> _Written instruction_
Only the number is wanted: count the lines in the data with "feladónak" in them.

Collected data:
★ ★ ★ ★ ★ ★ ★
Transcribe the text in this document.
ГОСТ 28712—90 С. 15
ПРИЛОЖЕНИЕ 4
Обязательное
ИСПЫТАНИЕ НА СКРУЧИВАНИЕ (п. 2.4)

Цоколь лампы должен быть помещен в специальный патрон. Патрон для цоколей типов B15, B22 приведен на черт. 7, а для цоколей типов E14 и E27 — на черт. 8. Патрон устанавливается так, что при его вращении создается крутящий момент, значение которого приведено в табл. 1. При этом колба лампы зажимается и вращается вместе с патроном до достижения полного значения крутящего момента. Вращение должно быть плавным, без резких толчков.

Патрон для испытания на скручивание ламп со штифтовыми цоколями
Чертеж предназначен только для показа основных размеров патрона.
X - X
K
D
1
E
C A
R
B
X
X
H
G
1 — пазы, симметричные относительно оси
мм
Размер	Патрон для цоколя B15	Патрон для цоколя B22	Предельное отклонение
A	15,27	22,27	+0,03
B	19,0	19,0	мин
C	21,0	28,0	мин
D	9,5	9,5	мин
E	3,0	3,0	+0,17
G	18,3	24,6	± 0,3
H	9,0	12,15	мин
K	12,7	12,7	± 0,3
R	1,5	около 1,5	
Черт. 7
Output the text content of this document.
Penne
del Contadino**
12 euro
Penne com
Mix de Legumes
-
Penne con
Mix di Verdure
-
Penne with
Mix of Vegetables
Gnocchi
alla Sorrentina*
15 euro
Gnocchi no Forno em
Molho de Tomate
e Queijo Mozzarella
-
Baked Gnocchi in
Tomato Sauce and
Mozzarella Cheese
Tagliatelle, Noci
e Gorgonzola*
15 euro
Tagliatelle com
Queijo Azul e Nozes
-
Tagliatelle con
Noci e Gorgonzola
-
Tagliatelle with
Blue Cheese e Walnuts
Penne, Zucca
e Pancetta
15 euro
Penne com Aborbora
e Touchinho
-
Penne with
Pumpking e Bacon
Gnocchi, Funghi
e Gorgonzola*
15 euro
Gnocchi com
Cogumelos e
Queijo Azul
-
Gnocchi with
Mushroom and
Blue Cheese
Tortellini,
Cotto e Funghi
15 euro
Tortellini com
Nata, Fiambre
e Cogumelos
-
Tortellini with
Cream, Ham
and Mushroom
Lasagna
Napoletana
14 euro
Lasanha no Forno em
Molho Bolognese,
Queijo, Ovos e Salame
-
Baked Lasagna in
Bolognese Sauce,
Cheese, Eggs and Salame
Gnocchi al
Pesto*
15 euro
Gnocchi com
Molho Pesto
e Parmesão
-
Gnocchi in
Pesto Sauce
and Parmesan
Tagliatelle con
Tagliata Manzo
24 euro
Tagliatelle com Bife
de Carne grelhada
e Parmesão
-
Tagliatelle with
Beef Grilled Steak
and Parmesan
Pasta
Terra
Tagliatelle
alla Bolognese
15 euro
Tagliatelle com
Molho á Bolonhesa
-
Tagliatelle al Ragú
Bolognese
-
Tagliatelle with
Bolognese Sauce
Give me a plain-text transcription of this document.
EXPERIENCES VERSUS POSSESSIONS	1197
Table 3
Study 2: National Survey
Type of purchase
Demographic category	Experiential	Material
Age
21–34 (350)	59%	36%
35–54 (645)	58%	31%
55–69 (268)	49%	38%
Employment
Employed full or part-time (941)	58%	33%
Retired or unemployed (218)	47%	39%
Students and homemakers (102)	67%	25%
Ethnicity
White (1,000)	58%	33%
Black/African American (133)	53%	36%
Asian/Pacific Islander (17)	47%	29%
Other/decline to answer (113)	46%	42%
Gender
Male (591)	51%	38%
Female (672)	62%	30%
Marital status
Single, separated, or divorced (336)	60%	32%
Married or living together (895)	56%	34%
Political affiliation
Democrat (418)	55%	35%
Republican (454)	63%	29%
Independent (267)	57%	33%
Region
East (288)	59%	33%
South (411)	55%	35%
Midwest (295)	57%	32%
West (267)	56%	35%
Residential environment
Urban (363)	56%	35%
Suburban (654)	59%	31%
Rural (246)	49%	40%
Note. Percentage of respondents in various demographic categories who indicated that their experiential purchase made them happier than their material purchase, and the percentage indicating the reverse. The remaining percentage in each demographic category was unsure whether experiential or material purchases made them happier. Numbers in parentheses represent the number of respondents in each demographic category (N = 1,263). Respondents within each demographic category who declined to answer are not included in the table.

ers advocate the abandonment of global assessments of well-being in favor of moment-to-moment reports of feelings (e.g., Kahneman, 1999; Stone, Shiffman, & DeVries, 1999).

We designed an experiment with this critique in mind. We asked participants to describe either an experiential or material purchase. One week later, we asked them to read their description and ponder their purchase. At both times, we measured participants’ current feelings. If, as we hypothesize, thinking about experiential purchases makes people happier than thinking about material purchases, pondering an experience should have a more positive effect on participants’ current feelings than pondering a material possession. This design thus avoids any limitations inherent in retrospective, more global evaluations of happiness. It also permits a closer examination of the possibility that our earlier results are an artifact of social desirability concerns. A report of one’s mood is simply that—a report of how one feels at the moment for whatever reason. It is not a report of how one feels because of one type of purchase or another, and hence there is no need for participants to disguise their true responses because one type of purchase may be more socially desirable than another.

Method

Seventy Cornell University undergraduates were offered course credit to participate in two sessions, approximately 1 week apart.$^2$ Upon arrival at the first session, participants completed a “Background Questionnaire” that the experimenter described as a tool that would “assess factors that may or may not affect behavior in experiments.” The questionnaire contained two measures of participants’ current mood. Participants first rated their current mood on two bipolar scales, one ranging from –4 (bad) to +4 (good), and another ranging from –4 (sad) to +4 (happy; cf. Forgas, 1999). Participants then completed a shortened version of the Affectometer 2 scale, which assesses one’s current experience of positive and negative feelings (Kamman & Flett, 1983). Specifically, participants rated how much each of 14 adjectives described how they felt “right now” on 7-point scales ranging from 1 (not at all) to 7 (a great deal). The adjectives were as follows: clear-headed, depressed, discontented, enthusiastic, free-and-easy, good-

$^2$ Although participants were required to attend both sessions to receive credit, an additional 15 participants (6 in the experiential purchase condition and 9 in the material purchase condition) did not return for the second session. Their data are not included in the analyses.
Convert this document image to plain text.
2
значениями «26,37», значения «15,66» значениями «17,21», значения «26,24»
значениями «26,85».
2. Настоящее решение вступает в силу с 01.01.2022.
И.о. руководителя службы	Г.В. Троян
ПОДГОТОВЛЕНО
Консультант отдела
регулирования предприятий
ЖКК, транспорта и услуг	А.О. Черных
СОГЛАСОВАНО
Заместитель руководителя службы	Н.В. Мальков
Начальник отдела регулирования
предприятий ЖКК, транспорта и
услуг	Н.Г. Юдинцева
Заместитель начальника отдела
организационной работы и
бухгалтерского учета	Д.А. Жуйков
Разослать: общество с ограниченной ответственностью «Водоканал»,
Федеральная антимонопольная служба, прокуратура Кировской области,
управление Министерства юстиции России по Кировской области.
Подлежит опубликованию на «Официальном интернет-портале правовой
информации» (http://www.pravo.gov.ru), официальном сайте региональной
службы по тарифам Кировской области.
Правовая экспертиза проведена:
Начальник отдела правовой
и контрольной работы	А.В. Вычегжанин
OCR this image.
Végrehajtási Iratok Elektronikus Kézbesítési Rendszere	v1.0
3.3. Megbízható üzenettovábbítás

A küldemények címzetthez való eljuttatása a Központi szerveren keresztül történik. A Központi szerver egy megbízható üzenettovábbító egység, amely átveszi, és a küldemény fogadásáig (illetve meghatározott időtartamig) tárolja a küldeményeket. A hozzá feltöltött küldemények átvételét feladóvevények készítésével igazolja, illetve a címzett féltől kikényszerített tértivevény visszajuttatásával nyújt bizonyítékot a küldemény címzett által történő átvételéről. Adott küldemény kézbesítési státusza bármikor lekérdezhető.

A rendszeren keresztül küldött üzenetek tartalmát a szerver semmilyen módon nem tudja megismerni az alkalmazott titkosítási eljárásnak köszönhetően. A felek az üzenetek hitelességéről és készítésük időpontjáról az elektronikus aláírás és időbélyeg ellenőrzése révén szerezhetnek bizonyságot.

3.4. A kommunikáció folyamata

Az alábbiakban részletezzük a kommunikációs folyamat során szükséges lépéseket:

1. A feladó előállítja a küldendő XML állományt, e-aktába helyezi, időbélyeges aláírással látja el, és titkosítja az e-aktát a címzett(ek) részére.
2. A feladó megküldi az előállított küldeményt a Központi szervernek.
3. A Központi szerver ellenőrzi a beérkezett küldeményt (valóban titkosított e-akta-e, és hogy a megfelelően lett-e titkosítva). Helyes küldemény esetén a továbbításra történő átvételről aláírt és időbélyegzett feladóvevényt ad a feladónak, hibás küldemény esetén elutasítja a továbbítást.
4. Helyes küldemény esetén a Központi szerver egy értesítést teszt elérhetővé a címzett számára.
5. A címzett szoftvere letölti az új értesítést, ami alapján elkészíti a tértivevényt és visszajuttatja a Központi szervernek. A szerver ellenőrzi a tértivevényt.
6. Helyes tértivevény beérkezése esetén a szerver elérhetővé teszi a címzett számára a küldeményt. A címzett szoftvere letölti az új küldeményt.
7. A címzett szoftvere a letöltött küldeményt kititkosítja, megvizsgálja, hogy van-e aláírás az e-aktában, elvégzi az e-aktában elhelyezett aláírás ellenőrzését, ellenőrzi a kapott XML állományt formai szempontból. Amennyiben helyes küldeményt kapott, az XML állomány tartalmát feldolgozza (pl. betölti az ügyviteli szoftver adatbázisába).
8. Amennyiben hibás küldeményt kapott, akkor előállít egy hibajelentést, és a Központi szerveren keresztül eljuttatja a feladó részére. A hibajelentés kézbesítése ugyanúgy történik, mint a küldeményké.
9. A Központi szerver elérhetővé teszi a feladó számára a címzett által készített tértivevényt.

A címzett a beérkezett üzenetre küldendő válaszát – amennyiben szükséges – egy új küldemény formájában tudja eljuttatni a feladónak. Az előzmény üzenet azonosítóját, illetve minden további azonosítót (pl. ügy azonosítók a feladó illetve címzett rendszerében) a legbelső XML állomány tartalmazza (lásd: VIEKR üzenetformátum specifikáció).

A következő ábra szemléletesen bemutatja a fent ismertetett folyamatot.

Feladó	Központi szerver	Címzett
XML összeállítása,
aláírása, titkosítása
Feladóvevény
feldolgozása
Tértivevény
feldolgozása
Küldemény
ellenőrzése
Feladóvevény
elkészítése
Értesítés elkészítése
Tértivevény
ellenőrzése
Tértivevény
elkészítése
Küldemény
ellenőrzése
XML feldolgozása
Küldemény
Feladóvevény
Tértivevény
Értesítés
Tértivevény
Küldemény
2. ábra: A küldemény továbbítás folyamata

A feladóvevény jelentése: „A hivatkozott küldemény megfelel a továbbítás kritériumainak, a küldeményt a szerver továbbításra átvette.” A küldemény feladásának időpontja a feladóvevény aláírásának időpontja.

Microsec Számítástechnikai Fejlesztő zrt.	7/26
★ ★ ★ ★ ★ ★ ★
> _Final result_
2